● TASK OBJECTIVE: Copy every line that holds "data".

[Start EXTRACTED MATERIAL]

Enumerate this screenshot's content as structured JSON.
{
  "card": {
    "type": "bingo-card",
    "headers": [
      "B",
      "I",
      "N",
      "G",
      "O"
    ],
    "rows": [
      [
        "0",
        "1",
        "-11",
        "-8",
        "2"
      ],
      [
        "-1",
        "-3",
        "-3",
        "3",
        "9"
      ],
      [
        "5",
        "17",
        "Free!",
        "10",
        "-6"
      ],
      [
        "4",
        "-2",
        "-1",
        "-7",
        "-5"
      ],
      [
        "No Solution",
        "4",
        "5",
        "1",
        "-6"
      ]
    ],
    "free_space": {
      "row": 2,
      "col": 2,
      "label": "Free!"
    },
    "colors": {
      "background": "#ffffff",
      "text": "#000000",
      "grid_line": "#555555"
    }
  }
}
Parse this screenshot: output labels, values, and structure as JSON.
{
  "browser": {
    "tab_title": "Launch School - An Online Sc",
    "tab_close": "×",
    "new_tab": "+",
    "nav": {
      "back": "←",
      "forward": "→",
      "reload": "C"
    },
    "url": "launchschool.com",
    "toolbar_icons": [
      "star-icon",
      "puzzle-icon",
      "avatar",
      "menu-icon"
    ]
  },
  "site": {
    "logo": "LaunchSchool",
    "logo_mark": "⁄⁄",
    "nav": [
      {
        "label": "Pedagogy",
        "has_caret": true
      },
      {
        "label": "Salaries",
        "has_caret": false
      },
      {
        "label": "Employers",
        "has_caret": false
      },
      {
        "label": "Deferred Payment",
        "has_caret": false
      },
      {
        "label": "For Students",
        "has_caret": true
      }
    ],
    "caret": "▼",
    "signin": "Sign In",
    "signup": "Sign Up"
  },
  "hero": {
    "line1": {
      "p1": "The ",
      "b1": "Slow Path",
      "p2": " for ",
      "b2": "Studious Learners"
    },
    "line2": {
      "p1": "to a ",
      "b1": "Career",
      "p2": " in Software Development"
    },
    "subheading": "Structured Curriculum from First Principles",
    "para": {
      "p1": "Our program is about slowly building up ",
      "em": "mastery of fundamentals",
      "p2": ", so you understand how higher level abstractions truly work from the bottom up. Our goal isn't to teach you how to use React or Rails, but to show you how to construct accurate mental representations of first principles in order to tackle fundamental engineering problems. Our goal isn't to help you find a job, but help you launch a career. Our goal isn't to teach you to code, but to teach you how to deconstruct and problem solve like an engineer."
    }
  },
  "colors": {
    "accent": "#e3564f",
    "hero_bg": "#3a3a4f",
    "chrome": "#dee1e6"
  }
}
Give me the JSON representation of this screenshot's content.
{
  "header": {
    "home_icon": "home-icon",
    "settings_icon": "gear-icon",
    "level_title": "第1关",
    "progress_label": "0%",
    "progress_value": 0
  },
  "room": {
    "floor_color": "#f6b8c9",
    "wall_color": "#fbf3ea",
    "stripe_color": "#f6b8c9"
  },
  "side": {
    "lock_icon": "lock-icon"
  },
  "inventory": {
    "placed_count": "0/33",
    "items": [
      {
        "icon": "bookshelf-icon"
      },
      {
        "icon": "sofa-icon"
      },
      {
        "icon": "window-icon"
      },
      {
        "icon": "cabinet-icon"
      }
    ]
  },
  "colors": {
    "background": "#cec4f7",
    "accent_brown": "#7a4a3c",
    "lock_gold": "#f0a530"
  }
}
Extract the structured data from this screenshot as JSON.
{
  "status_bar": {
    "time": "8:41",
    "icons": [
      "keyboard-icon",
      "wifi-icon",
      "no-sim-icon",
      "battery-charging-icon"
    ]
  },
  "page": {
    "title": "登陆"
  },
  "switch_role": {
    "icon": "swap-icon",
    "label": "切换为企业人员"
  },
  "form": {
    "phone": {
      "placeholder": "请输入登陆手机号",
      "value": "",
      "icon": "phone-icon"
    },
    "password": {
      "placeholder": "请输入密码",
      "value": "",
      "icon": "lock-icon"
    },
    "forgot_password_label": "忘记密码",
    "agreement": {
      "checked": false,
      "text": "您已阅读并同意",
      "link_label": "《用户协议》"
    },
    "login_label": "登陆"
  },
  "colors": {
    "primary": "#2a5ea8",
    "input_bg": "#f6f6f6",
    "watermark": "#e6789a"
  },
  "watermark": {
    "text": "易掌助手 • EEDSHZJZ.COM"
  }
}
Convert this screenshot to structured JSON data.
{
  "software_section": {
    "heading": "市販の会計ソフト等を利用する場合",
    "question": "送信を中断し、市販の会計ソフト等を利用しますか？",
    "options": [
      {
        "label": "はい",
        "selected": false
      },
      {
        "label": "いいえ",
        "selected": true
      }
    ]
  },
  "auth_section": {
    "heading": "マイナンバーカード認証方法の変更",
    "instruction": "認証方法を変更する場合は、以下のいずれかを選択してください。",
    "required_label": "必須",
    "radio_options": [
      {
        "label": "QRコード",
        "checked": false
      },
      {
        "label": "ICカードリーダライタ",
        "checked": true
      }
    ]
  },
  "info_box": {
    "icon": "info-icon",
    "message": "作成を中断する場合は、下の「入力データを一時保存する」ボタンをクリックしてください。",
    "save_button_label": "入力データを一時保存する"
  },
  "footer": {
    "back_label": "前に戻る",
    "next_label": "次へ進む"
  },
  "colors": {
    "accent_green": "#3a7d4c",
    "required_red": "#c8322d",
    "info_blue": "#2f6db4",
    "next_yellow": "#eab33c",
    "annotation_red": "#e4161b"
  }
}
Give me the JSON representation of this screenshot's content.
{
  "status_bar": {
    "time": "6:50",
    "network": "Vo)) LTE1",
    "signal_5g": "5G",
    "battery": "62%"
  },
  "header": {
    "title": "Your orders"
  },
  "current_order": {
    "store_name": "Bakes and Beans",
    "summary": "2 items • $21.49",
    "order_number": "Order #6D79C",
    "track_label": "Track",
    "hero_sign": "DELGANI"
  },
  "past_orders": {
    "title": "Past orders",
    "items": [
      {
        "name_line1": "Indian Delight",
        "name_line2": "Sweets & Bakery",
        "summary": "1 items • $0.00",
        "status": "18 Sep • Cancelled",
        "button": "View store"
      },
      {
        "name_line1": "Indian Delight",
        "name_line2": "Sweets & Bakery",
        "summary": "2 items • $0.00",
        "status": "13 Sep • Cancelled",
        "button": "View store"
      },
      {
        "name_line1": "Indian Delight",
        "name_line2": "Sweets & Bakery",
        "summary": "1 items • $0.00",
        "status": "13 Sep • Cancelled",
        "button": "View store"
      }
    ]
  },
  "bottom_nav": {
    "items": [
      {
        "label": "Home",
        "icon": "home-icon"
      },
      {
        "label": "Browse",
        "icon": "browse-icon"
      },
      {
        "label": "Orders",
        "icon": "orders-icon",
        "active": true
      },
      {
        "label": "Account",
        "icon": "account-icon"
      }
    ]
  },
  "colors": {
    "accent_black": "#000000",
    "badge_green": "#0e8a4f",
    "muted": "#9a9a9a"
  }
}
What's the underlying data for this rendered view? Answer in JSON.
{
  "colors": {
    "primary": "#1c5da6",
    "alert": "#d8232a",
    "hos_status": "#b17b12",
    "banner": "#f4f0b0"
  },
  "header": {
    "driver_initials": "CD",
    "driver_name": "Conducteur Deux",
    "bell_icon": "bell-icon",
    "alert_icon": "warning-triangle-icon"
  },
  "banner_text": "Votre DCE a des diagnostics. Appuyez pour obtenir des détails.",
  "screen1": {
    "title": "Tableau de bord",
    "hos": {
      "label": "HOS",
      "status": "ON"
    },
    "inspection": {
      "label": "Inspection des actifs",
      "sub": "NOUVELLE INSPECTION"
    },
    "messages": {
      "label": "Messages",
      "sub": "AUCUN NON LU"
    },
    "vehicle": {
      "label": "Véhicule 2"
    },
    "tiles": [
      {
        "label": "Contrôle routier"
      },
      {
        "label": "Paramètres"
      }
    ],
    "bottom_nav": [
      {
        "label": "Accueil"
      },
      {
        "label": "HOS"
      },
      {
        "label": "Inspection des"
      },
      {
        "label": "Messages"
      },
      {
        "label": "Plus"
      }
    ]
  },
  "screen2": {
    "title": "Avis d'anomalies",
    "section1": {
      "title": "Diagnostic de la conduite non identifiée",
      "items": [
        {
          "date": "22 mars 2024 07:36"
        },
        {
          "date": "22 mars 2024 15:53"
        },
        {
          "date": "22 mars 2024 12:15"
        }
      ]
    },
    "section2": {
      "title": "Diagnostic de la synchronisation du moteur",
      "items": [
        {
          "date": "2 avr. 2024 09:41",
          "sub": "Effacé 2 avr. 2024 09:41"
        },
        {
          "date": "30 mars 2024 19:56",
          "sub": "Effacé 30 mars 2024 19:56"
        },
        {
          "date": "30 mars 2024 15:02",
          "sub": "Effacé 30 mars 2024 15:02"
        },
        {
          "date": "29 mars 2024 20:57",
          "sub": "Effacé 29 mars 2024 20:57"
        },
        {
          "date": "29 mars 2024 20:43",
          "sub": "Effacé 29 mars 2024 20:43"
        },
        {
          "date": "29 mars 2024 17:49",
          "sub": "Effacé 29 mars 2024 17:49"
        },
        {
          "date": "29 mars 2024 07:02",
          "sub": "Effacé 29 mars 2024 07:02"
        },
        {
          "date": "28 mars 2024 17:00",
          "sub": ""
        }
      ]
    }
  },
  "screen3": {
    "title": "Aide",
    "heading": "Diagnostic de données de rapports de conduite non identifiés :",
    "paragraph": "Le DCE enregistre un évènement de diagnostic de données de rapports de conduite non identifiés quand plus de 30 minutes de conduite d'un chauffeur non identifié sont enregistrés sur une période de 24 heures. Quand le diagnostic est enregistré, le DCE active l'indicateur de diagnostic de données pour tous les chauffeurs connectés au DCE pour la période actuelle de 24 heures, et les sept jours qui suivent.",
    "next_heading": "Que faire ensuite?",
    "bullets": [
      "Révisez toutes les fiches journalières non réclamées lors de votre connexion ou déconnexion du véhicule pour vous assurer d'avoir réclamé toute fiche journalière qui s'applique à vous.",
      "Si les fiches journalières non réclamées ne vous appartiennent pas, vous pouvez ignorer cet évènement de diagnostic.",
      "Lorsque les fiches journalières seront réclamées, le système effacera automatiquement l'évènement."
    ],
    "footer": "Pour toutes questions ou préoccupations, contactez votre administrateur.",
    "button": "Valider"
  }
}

[End EXTRACTED MATERIAL]

● ANSWER:
Extract the structured data from this screenshot as JSON.
Convert this screenshot to structured JSON data.
What's the underlying data for this rendered view? Answer in JSON.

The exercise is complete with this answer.